## GOAL OF THE EXERCISE
Copy each line exactly. Drop every picture.

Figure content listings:
● ● ● ●
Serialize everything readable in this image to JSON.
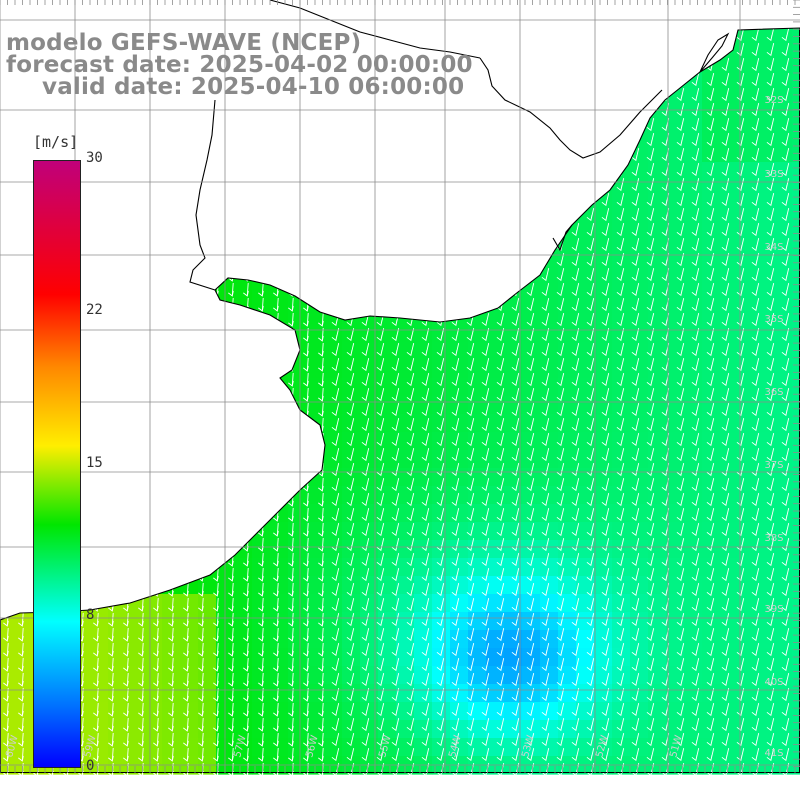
{
  "title": {
    "line1": "modelo GEFS-WAVE (NCEP)",
    "line2": "forecast date: 2025-04-02 00:00:00",
    "line3": "valid date: 2025-04-10 06:00:00"
  },
  "colorbar": {
    "unit": "[m/s]",
    "ticks": [
      "30",
      "22",
      "15",
      "8",
      "0"
    ],
    "range": [
      0,
      30
    ],
    "colors": [
      "#0000ff",
      "#0070ff",
      "#00ffff",
      "#00e600",
      "#ffee00",
      "#ff8800",
      "#ff0000",
      "#c0007a"
    ]
  },
  "lat_labels": [
    "32S",
    "33S",
    "34S",
    "35S",
    "36S",
    "37S",
    "38S",
    "39S",
    "40S",
    "41S"
  ],
  "lon_labels": [
    "60W",
    "59W",
    "57W",
    "56W",
    "55W",
    "54W",
    "53W",
    "52W",
    "51W"
  ],
  "map": {
    "field": "wind speed",
    "wind_direction": "from north-northeast, pointing south-southwest",
    "land_color": "#ffffff",
    "coast_color": "#000000",
    "grid_color": "#8c8c8c"
  }
}
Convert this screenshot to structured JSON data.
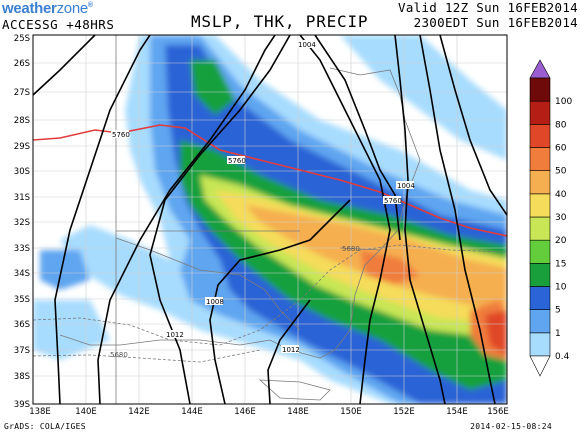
{
  "header": {
    "brand_main": "weather",
    "brand_zone": "zone",
    "brand_mark": "®",
    "model": "ACCESSG +48HRS",
    "title": "MSLP, THK, PRECIP",
    "valid_utc": "Valid 12Z Sun 16FEB2014",
    "valid_local": "2300EDT Sun 16FEB2014"
  },
  "footer": {
    "credit": "GrADS: COLA/IGES",
    "timestamp": "2014-02-15-08:24"
  },
  "axes": {
    "lat_labels": [
      "25S",
      "26S",
      "27S",
      "28S",
      "29S",
      "30S",
      "31S",
      "32S",
      "33S",
      "34S",
      "35S",
      "36S",
      "37S",
      "38S",
      "39S"
    ],
    "lon_labels": [
      "138E",
      "140E",
      "142E",
      "144E",
      "146E",
      "148E",
      "150E",
      "152E",
      "154E",
      "156E"
    ]
  },
  "colorbar": {
    "labels": [
      "0.4",
      "1",
      "5",
      "10",
      "15",
      "20",
      "30",
      "40",
      "50",
      "60",
      "80",
      "100"
    ],
    "colors": [
      "#a7dcff",
      "#5fa5f0",
      "#2a64d6",
      "#19a03c",
      "#64cd3c",
      "#c8e655",
      "#f5dc5a",
      "#f5af50",
      "#f07d3c",
      "#e04628",
      "#b41e14",
      "#6e0a0a"
    ],
    "top_arrow_color": "#9a5ed0"
  },
  "contour_labels": {
    "mslp": [
      "1004",
      "1004",
      "1008",
      "1012",
      "1012"
    ],
    "thickness": [
      "5760",
      "5760",
      "5760",
      "5680",
      "5680"
    ]
  },
  "colors": {
    "thickness_5760_line": "#e23b3b",
    "isobar": "#000000",
    "coast": "#7a7a7a"
  }
}
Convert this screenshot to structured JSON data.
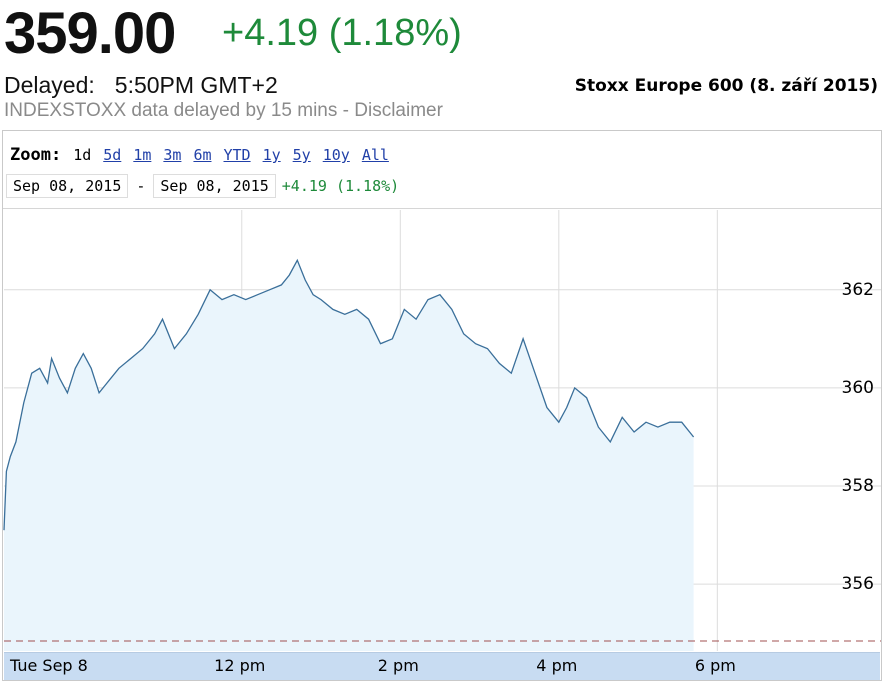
● ● ● ●
## SOLUTION
Serialize everything readable in this image to JSON.
{
  "title": {
    "line1": "modelo GEFS-WAVE (NCEP)",
    "line2": "forecast date: 2025-04-02 00:00:00",
    "line3": "valid date: 2025-04-10 06:00:00"
  },
  "colorbar": {
    "unit": "[m/s]",
    "ticks": [
      "30",
      "22",
      "15",
      "8",
      "0"
    ],
    "range": [
      0,
      30
    ],
    "colors": [
      "#0000ff",
      "#0070ff",
      "#00ffff",
      "#00e600",
      "#ffee00",
      "#ff8800",
      "#ff0000",
      "#c0007a"
    ]
  },
  "lat_labels": [
    "32S",
    "33S",
    "34S",
    "35S",
    "36S",
    "37S",
    "38S",
    "39S",
    "40S",
    "41S"
  ],
  "lon_labels": [
    "60W",
    "59W",
    "57W",
    "56W",
    "55W",
    "54W",
    "53W",
    "52W",
    "51W"
  ],
  "map": {
    "field": "wind speed",
    "wind_direction": "from north-northeast, pointing south-southwest",
    "land_color": "#ffffff",
    "coast_color": "#000000",
    "grid_color": "#8c8c8c"
  }
}
Convert this screenshot to structured JSON data.
{
  "header": {
    "brand_main": "weather",
    "brand_zone": "zone",
    "brand_mark": "®",
    "model": "ACCESSG +48HRS",
    "title": "MSLP, THK, PRECIP",
    "valid_utc": "Valid 12Z Sun 16FEB2014",
    "valid_local": "2300EDT Sun 16FEB2014"
  },
  "footer": {
    "credit": "GrADS: COLA/IGES",
    "timestamp": "2014-02-15-08:24"
  },
  "axes": {
    "lat_labels": [
      "25S",
      "26S",
      "27S",
      "28S",
      "29S",
      "30S",
      "31S",
      "32S",
      "33S",
      "34S",
      "35S",
      "36S",
      "37S",
      "38S",
      "39S"
    ],
    "lon_labels": [
      "138E",
      "140E",
      "142E",
      "144E",
      "146E",
      "148E",
      "150E",
      "152E",
      "154E",
      "156E"
    ]
  },
  "colorbar": {
    "labels": [
      "0.4",
      "1",
      "5",
      "10",
      "15",
      "20",
      "30",
      "40",
      "50",
      "60",
      "80",
      "100"
    ],
    "colors": [
      "#a7dcff",
      "#5fa5f0",
      "#2a64d6",
      "#19a03c",
      "#64cd3c",
      "#c8e655",
      "#f5dc5a",
      "#f5af50",
      "#f07d3c",
      "#e04628",
      "#b41e14",
      "#6e0a0a"
    ],
    "top_arrow_color": "#9a5ed0"
  },
  "contour_labels": {
    "mslp": [
      "1004",
      "1004",
      "1008",
      "1012",
      "1012"
    ],
    "thickness": [
      "5760",
      "5760",
      "5760",
      "5680",
      "5680"
    ]
  },
  "colors": {
    "thickness_5760_line": "#e23b3b",
    "isobar": "#000000",
    "coast": "#7a7a7a"
  }
}
Convert this screenshot to structured JSON data.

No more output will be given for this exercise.